## SET EXERCISE
Every record below should be printed exactly as given.

## SUPPLIED MATERIAL
——————
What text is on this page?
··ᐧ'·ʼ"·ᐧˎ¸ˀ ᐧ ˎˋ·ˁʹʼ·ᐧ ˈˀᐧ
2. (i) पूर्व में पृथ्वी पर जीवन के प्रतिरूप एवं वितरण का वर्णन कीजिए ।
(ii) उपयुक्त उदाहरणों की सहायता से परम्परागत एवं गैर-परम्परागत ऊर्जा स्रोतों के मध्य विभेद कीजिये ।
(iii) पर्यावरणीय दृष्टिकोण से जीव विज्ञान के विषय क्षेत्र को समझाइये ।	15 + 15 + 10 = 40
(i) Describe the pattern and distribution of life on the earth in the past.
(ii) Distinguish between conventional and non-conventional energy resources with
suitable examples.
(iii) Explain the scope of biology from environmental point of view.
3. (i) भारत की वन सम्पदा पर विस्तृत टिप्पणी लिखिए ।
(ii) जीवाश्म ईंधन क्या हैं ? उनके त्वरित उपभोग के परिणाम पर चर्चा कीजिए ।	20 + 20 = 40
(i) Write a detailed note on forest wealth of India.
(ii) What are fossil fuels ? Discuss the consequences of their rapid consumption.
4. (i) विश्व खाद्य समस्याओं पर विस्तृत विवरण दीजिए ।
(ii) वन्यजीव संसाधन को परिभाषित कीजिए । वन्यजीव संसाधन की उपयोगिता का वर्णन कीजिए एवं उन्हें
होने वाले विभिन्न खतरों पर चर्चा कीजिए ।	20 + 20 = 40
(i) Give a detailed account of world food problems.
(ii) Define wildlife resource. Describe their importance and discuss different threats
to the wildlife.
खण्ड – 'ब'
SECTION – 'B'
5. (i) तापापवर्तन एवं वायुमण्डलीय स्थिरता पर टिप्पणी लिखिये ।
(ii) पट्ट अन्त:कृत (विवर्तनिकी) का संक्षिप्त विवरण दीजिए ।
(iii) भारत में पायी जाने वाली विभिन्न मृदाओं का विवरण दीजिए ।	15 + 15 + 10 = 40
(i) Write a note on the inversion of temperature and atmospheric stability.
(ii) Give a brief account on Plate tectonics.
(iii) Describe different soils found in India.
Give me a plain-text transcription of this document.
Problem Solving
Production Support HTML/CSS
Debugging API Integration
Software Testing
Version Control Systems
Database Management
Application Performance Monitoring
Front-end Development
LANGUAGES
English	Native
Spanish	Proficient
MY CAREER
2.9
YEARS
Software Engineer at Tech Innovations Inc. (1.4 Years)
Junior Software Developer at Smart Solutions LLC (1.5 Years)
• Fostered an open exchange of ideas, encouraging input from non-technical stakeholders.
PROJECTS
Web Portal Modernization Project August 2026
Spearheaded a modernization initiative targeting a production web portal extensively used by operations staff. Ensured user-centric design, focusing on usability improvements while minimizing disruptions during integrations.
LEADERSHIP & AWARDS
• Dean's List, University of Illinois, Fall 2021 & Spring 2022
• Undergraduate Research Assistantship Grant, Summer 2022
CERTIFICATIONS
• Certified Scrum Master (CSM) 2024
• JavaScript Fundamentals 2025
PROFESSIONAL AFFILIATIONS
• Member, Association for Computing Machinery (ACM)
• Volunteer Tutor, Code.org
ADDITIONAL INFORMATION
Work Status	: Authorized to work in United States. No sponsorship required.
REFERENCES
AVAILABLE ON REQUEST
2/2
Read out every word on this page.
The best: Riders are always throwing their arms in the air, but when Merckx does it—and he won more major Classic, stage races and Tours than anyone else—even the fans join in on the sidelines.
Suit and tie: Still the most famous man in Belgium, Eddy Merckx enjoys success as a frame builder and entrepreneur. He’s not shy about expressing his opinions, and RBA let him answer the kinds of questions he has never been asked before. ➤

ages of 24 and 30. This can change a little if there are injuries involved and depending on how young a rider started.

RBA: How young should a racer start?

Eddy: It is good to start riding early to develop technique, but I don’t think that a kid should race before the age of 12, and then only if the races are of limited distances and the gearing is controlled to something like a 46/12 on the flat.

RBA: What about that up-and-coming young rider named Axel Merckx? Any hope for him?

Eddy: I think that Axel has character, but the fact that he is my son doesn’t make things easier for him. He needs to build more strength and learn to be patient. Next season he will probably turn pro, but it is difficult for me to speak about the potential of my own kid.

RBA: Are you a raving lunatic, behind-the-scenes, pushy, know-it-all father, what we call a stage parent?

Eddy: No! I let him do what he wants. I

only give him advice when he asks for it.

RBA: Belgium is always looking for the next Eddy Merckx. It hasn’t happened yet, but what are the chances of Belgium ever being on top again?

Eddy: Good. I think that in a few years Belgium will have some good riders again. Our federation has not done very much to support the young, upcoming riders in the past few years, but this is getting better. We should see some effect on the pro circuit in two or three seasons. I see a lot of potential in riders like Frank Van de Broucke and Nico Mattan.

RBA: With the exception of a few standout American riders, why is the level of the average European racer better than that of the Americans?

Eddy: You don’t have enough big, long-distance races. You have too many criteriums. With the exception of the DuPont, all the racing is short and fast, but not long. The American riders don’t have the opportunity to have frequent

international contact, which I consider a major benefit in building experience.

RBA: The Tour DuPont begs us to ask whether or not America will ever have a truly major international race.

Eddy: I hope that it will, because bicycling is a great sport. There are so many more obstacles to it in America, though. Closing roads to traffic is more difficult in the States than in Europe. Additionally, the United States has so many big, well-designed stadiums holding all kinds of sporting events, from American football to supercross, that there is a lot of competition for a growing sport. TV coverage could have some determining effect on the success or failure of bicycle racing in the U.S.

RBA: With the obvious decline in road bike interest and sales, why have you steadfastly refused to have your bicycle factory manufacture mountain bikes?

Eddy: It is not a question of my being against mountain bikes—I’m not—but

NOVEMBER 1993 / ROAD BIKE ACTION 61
——————
## CORRECT ANSWER
What text is on this page?
··ᐧ'·ʼ"·ᐧˎ¸ˀ ᐧ ˎˋ·ˁʹʼ·ᐧ ˈˀᐧ
2. (i) पूर्व में पृथ्वी पर जीवन के प्रतिरूप एवं वितरण का वर्णन कीजिए ।
(ii) उपयुक्त उदाहरणों की सहायता से परम्परागत एवं गैर-परम्परागत ऊर्जा स्रोतों के मध्य विभेद कीजिये ।
(iii) पर्यावरणीय दृष्टिकोण से जीव विज्ञान के विषय क्षेत्र को समझाइये ।	15 + 15 + 10 = 40
(i) Describe the pattern and distribution of life on the earth in the past.
(ii) Distinguish between conventional and non-conventional energy resources with
suitable examples.
(iii) Explain the scope of biology from environmental point of view.
3. (i) भारत की वन सम्पदा पर विस्तृत टिप्पणी लिखिए ।
(ii) जीवाश्म ईंधन क्या हैं ? उनके त्वरित उपभोग के परिणाम पर चर्चा कीजिए ।	20 + 20 = 40
(i) Write a detailed note on forest wealth of India.
(ii) What are fossil fuels ? Discuss the consequences of their rapid consumption.
4. (i) विश्व खाद्य समस्याओं पर विस्तृत विवरण दीजिए ।
(ii) वन्यजीव संसाधन को परिभाषित कीजिए । वन्यजीव संसाधन की उपयोगिता का वर्णन कीजिए एवं उन्हें
होने वाले विभिन्न खतरों पर चर्चा कीजिए ।	20 + 20 = 40
(i) Give a detailed account of world food problems.
(ii) Define wildlife resource. Describe their importance and discuss different threats
to the wildlife.
खण्ड – 'ब'
SECTION – 'B'
5. (i) तापापवर्तन एवं वायुमण्डलीय स्थिरता पर टिप्पणी लिखिये ।
(ii) पट्ट अन्त:कृत (विवर्तनिकी) का संक्षिप्त विवरण दीजिए ।
(iii) भारत में पायी जाने वाली विभिन्न मृदाओं का विवरण दीजिए ।	15 + 15 + 10 = 40
(i) Write a note on the inversion of temperature and atmospheric stability.
(ii) Give a brief account on Plate tectonics.
(iii) Describe different soils found in India.
Give me a plain-text transcription of this document.
Problem Solving
Production Support HTML/CSS
Debugging API Integration
Software Testing
Version Control Systems
Database Management
Application Performance Monitoring
Front-end Development
LANGUAGES
English	Native
Spanish	Proficient
MY CAREER
2.9
YEARS
Software Engineer at Tech Innovations Inc. (1.4 Years)
Junior Software Developer at Smart Solutions LLC (1.5 Years)
• Fostered an open exchange of ideas, encouraging input from non-technical stakeholders.
PROJECTS
Web Portal Modernization Project August 2026
Spearheaded a modernization initiative targeting a production web portal extensively used by operations staff. Ensured user-centric design, focusing on usability improvements while minimizing disruptions during integrations.
LEADERSHIP & AWARDS
• Dean's List, University of Illinois, Fall 2021 & Spring 2022
• Undergraduate Research Assistantship Grant, Summer 2022
CERTIFICATIONS
• Certified Scrum Master (CSM) 2024
• JavaScript Fundamentals 2025
PROFESSIONAL AFFILIATIONS
• Member, Association for Computing Machinery (ACM)
• Volunteer Tutor, Code.org
ADDITIONAL INFORMATION
Work Status	: Authorized to work in United States. No sponsorship required.
REFERENCES
AVAILABLE ON REQUEST
2/2
Read out every word on this page.
The best: Riders are always throwing their arms in the air, but when Merckx does it—and he won more major Classic, stage races and Tours than anyone else—even the fans join in on the sidelines.
Suit and tie: Still the most famous man in Belgium, Eddy Merckx enjoys success as a frame builder and entrepreneur. He’s not shy about expressing his opinions, and RBA let him answer the kinds of questions he has never been asked before. ➤

ages of 24 and 30. This can change a little if there are injuries involved and depending on how young a rider started.

RBA: How young should a racer start?

Eddy: It is good to start riding early to develop technique, but I don’t think that a kid should race before the age of 12, and then only if the races are of limited distances and the gearing is controlled to something like a 46/12 on the flat.

RBA: What about that up-and-coming young rider named Axel Merckx? Any hope for him?

Eddy: I think that Axel has character, but the fact that he is my son doesn’t make things easier for him. He needs to build more strength and learn to be patient. Next season he will probably turn pro, but it is difficult for me to speak about the potential of my own kid.

RBA: Are you a raving lunatic, behind-the-scenes, pushy, know-it-all father, what we call a stage parent?

Eddy: No! I let him do what he wants. I

only give him advice when he asks for it.

RBA: Belgium is always looking for the next Eddy Merckx. It hasn’t happened yet, but what are the chances of Belgium ever being on top again?

Eddy: Good. I think that in a few years Belgium will have some good riders again. Our federation has not done very much to support the young, upcoming riders in the past few years, but this is getting better. We should see some effect on the pro circuit in two or three seasons. I see a lot of potential in riders like Frank Van de Broucke and Nico Mattan.

RBA: With the exception of a few standout American riders, why is the level of the average European racer better than that of the Americans?

Eddy: You don’t have enough big, long-distance races. You have too many criteriums. With the exception of the DuPont, all the racing is short and fast, but not long. The American riders don’t have the opportunity to have frequent

international contact, which I consider a major benefit in building experience.

RBA: The Tour DuPont begs us to ask whether or not America will ever have a truly major international race.

Eddy: I hope that it will, because bicycling is a great sport. There are so many more obstacles to it in America, though. Closing roads to traffic is more difficult in the States than in Europe. Additionally, the United States has so many big, well-designed stadiums holding all kinds of sporting events, from American football to supercross, that there is a lot of competition for a growing sport. TV coverage could have some determining effect on the success or failure of bicycle racing in the U.S.

RBA: With the obvious decline in road bike interest and sales, why have you steadfastly refused to have your bicycle factory manufacture mountain bikes?

Eddy: It is not a question of my being against mountain bikes—I’m not—but

NOVEMBER 1993 / ROAD BIKE ACTION 61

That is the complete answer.